### Work to be completed
Reproduce the records below in full and exactly, without their images.

### Stored data
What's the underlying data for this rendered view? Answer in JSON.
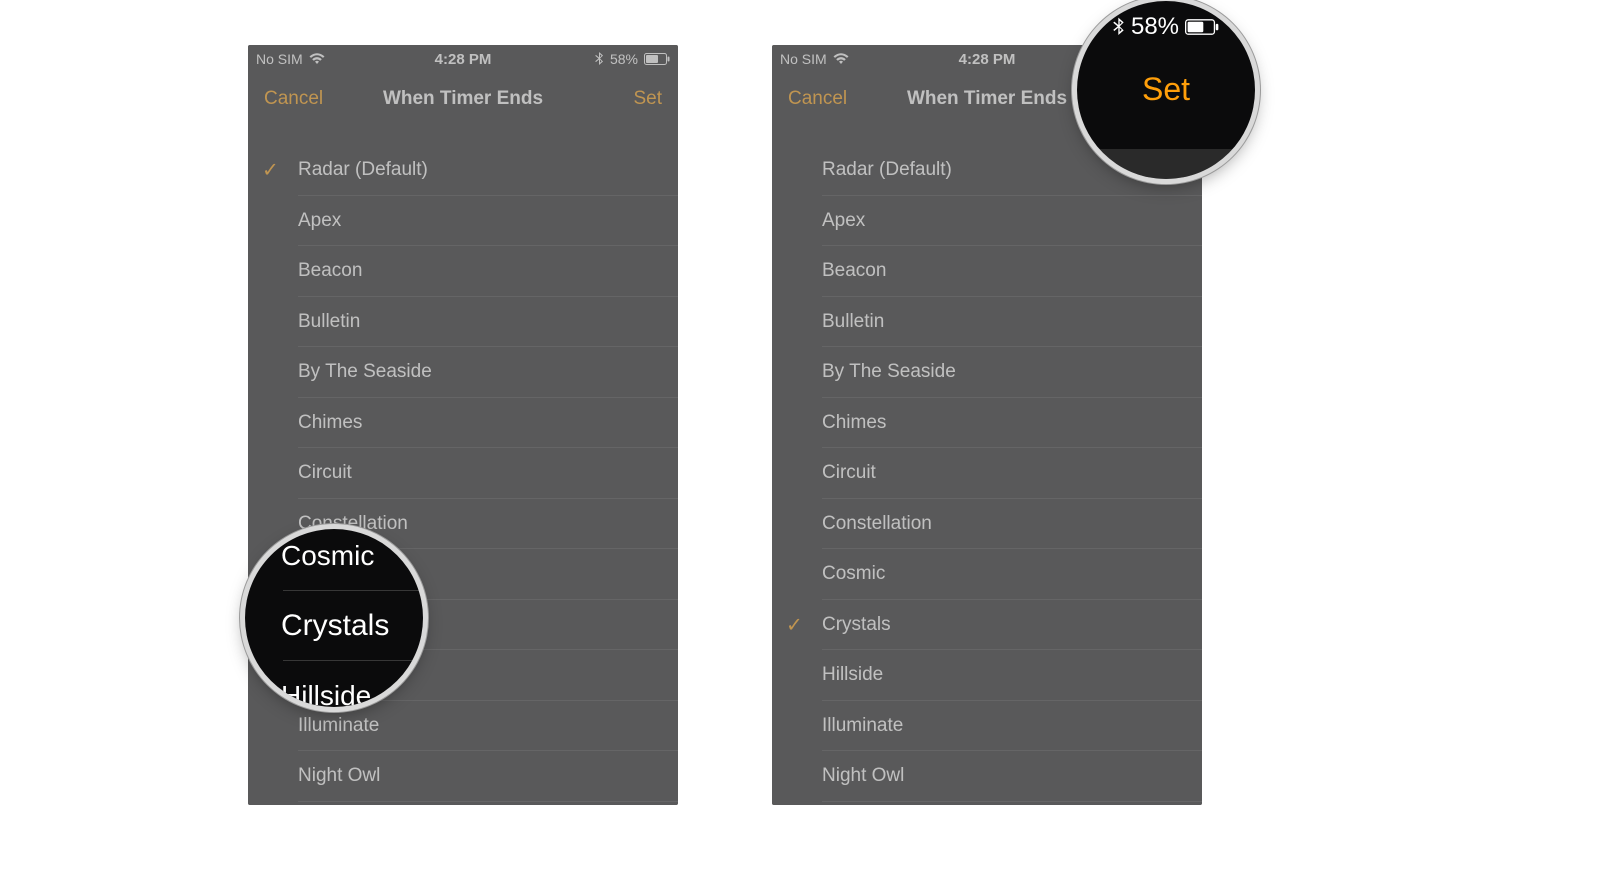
{
  "status": {
    "carrier": "No SIM",
    "time": "4:28 PM",
    "battery_pct": "58%"
  },
  "nav": {
    "cancel": "Cancel",
    "title": "When Timer Ends",
    "set": "Set"
  },
  "sounds": [
    "Radar (Default)",
    "Apex",
    "Beacon",
    "Bulletin",
    "By The Seaside",
    "Chimes",
    "Circuit",
    "Constellation",
    "Cosmic",
    "Crystals",
    "Hillside",
    "Illuminate",
    "Night Owl"
  ],
  "left_checked_index": 0,
  "right_checked_index": 9,
  "lens_left": {
    "rows": [
      "Cosmic",
      "Crystals",
      "Hillside"
    ]
  },
  "lens_right": {
    "battery_pct": "58%",
    "set": "Set"
  }
}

### Answer to the exercise
What's the underlying data for this rendered view? Answer in JSON.
{
  "status": {
    "carrier": "No SIM",
    "time": "4:28 PM",
    "battery_pct": "58%"
  },
  "nav": {
    "cancel": "Cancel",
    "title": "When Timer Ends",
    "set": "Set"
  },
  "sounds": [
    "Radar (Default)",
    "Apex",
    "Beacon",
    "Bulletin",
    "By The Seaside",
    "Chimes",
    "Circuit",
    "Constellation",
    "Cosmic",
    "Crystals",
    "Hillside",
    "Illuminate",
    "Night Owl"
  ],
  "left_checked_index": 0,
  "right_checked_index": 9,
  "lens_left": {
    "rows": [
      "Cosmic",
      "Crystals",
      "Hillside"
    ]
  },
  "lens_right": {
    "battery_pct": "58%",
    "set": "Set"
  }
}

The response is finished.